• Objective:
Wherever a line in the data below holds "Themes", copy that line.

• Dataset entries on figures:
= = = = = = =
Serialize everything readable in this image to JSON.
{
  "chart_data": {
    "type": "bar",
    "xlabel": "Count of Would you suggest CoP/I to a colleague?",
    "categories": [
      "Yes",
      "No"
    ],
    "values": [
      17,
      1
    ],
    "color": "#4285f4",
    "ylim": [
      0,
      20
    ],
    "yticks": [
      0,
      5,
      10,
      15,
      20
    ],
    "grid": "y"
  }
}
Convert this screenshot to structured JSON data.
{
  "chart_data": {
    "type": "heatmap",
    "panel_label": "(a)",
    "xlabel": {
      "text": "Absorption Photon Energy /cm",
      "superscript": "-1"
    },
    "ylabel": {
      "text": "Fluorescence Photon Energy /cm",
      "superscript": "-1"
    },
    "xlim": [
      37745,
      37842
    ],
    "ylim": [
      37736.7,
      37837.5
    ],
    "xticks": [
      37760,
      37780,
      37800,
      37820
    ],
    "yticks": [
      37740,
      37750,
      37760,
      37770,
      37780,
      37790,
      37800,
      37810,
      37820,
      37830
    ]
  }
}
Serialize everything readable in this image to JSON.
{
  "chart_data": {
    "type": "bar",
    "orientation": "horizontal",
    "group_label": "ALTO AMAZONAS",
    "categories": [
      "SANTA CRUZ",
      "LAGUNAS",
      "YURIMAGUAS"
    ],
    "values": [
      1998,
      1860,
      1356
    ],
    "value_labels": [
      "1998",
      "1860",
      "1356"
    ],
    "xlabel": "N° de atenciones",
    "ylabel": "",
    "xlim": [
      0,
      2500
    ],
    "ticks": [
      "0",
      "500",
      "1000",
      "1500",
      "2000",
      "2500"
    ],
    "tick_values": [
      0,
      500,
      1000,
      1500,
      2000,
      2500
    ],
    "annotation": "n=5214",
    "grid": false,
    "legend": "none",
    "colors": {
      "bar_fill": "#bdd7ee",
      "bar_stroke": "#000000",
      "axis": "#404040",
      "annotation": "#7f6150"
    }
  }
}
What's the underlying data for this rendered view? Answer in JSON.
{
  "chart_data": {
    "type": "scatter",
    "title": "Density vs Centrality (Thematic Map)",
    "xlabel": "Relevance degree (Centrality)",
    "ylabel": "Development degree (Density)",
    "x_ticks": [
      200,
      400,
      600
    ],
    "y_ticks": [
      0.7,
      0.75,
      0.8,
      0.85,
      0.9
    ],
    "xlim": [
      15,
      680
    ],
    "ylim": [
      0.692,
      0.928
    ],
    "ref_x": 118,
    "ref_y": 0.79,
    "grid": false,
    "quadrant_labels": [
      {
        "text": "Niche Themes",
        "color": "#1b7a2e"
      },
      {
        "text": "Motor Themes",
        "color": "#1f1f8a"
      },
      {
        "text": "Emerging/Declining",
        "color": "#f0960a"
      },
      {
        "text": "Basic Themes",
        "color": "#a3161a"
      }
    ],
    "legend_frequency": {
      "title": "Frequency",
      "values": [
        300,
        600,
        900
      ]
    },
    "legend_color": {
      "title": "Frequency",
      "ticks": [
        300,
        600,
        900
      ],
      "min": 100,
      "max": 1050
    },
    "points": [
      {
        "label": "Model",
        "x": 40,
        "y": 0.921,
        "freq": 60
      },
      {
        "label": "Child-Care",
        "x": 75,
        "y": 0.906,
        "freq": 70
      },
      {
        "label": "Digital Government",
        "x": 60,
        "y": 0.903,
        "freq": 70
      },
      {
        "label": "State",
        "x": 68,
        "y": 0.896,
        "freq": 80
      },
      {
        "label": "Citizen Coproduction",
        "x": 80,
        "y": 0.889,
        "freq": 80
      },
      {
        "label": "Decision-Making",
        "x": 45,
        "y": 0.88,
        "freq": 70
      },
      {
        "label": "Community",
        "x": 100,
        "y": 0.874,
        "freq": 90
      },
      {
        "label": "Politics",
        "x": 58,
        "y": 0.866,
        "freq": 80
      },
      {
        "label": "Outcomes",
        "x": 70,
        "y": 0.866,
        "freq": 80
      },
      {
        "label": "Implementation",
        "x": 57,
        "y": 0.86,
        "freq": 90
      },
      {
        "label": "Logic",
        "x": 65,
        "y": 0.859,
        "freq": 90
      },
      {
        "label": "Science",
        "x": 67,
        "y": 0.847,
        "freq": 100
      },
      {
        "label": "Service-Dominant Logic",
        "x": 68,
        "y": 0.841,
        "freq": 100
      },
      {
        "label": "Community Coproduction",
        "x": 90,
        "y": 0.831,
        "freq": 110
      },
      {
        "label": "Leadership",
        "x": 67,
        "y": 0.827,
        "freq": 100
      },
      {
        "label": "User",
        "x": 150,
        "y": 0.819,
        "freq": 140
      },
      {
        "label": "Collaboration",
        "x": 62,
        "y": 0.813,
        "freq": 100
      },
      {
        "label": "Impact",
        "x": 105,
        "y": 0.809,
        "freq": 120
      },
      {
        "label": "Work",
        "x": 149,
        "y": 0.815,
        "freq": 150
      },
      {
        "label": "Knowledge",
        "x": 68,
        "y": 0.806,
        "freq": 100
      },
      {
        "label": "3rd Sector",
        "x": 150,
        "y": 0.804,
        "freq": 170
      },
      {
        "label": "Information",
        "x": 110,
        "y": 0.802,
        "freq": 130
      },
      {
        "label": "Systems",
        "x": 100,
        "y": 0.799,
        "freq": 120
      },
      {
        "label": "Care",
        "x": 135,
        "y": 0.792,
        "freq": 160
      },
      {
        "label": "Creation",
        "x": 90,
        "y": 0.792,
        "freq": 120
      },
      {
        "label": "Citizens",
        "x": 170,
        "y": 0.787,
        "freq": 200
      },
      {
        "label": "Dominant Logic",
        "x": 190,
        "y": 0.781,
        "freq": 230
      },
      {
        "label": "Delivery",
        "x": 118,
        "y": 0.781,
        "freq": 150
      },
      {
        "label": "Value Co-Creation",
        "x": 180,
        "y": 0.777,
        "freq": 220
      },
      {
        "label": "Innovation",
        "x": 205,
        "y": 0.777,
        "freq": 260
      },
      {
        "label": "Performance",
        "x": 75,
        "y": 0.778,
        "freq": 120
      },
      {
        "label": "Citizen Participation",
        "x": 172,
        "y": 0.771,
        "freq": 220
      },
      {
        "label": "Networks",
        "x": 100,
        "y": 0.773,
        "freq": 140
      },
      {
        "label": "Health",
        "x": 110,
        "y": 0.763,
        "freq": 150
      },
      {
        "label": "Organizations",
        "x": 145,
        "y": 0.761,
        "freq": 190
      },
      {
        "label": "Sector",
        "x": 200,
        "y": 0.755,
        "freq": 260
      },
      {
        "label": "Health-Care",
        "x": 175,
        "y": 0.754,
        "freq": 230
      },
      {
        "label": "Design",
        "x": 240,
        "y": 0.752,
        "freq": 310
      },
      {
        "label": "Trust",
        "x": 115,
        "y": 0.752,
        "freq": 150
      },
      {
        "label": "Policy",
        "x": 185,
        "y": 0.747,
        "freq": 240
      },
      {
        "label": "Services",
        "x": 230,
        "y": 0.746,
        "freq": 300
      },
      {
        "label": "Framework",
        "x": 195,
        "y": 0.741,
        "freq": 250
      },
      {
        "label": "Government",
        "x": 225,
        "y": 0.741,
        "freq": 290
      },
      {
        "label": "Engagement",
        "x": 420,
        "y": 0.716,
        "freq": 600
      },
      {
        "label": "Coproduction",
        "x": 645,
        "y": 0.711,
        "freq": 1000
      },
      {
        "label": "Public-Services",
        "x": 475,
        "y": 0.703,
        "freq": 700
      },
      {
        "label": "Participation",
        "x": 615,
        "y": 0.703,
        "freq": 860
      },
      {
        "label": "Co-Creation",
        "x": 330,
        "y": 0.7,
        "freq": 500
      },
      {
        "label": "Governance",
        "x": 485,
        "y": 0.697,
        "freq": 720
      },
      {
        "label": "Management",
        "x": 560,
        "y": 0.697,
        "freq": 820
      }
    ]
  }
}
= = = = = = =
• Answer to this problem:
        "text": "Niche Themes",
        "text": "Motor Themes",
        "text": "Basic Themes",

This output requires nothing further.